### YOUR GOAL
Keep only the lines of the data below that contain "JSON", and copy them.
(begin)
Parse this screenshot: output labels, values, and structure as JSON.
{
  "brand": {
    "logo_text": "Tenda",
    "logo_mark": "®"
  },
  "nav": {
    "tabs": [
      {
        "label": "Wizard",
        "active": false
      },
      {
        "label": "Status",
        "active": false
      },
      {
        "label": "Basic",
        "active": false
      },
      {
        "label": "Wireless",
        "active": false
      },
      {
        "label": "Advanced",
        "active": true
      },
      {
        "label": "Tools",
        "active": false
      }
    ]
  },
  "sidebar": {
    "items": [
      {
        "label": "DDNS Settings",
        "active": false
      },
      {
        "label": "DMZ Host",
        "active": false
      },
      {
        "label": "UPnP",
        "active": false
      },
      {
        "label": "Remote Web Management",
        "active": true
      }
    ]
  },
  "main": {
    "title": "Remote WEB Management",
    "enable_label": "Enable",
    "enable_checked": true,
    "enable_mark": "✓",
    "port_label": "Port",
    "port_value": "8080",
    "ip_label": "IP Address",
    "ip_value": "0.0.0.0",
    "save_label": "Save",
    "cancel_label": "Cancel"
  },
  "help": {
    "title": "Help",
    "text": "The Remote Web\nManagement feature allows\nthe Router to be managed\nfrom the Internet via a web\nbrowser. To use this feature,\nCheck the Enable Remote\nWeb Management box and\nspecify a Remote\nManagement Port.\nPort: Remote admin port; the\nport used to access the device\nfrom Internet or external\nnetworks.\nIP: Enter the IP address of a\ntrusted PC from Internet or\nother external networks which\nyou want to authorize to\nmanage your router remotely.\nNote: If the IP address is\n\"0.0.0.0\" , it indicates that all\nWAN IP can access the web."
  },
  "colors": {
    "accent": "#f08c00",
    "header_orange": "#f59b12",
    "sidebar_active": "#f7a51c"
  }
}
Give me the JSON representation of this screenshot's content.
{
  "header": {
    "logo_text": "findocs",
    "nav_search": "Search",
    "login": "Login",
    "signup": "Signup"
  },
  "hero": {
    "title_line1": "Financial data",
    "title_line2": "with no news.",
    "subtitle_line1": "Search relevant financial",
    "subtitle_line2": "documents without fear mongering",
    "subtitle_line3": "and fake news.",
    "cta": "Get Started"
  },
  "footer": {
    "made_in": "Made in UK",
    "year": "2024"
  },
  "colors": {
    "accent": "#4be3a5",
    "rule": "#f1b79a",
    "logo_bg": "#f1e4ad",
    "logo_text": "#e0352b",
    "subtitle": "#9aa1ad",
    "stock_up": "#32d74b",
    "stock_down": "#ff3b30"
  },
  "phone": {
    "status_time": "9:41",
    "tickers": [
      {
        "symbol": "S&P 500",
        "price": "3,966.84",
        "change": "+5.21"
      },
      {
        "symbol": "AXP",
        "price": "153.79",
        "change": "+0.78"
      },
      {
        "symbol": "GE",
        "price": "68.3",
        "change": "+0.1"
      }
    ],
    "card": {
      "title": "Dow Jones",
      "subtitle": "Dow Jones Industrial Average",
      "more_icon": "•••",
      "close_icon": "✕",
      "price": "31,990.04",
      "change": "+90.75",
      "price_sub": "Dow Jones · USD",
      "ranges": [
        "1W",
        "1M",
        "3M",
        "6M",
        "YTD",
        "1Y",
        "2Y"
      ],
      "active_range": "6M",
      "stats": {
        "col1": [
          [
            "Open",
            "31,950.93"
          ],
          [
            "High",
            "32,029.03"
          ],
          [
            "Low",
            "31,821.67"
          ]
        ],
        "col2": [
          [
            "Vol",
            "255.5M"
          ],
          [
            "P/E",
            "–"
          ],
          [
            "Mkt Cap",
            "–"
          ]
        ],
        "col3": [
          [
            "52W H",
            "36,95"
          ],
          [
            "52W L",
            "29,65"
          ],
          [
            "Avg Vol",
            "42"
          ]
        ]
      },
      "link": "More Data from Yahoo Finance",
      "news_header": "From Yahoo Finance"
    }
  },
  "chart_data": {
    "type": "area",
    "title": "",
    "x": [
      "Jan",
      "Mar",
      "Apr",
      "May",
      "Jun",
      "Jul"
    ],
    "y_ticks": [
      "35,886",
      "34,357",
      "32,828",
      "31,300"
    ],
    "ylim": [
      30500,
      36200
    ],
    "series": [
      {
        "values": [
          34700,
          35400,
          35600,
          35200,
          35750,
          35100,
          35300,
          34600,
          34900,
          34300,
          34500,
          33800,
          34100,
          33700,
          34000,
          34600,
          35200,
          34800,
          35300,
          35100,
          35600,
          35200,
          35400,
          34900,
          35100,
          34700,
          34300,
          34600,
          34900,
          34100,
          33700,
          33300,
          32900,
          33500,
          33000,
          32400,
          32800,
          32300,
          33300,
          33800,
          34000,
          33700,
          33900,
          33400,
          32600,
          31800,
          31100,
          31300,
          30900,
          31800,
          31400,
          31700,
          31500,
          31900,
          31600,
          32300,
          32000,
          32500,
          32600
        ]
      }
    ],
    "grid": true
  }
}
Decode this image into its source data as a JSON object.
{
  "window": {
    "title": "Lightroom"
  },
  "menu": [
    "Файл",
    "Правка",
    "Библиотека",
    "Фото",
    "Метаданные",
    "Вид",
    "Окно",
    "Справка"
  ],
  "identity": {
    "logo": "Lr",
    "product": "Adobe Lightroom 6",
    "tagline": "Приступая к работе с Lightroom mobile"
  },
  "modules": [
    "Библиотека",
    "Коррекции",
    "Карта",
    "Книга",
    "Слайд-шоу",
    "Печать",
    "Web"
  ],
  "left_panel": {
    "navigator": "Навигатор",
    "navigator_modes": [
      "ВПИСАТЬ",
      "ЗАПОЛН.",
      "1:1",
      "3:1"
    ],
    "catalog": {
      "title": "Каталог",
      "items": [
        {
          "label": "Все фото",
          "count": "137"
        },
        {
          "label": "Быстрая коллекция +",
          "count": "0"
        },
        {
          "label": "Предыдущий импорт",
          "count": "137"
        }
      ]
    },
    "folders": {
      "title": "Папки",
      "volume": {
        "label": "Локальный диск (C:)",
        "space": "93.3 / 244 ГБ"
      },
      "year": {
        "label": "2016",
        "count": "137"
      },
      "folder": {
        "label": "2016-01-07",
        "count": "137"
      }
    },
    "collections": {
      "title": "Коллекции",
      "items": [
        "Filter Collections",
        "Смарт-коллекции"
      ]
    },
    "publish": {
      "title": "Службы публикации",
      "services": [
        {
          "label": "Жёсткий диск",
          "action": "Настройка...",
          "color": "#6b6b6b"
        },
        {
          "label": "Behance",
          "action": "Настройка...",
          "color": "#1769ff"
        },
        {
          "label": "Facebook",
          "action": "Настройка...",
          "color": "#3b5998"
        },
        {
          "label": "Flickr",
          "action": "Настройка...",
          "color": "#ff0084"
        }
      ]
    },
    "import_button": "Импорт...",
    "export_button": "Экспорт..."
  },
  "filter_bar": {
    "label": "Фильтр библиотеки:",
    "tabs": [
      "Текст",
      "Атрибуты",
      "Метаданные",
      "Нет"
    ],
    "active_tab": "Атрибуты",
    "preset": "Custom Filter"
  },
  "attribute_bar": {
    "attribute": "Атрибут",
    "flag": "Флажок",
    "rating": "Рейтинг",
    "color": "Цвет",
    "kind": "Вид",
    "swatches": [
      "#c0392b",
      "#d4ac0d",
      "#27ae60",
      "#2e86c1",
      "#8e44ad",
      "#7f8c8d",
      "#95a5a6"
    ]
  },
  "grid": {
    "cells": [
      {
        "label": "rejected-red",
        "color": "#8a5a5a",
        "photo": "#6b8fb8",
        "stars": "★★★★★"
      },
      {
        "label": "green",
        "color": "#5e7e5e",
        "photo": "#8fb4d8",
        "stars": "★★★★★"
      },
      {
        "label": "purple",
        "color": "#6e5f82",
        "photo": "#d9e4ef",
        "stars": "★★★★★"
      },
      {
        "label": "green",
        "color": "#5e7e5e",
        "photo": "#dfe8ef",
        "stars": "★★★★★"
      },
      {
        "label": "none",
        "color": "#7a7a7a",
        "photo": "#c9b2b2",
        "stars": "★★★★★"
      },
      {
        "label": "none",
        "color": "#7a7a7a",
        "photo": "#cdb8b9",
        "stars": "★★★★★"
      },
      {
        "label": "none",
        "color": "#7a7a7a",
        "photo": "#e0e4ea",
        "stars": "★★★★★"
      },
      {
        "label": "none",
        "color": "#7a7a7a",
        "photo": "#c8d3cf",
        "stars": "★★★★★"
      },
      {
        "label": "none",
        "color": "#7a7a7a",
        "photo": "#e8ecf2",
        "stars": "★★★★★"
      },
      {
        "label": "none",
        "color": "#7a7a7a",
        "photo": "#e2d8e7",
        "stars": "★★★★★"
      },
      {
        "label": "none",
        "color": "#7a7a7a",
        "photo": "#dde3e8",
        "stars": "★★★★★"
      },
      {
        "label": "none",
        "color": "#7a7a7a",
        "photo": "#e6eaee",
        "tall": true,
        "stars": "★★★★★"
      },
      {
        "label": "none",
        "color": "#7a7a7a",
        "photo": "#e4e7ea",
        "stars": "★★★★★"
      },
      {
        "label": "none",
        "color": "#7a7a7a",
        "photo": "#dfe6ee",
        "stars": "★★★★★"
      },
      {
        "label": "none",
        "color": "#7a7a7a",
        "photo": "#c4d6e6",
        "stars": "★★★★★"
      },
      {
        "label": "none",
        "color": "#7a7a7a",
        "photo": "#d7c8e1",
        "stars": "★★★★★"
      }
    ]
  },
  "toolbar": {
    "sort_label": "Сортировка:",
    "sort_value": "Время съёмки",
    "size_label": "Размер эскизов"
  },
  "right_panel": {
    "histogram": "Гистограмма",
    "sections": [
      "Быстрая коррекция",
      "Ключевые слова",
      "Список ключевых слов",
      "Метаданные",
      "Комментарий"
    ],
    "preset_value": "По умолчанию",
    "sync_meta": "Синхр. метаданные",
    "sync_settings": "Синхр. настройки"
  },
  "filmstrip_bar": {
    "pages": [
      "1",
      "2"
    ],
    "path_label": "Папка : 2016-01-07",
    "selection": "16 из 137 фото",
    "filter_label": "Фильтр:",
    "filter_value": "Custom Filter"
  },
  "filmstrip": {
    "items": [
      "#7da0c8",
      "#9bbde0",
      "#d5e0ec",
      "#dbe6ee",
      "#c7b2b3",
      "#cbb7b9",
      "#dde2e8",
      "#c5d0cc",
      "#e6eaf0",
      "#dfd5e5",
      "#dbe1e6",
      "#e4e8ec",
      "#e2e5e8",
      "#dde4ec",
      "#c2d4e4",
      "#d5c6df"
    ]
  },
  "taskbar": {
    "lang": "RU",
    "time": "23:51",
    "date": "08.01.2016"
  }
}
(end)
### RESPONSE
Parse this screenshot: output labels, values, and structure as JSON.
Give me the JSON representation of this screenshot's content.
Decode this image into its source data as a JSON object.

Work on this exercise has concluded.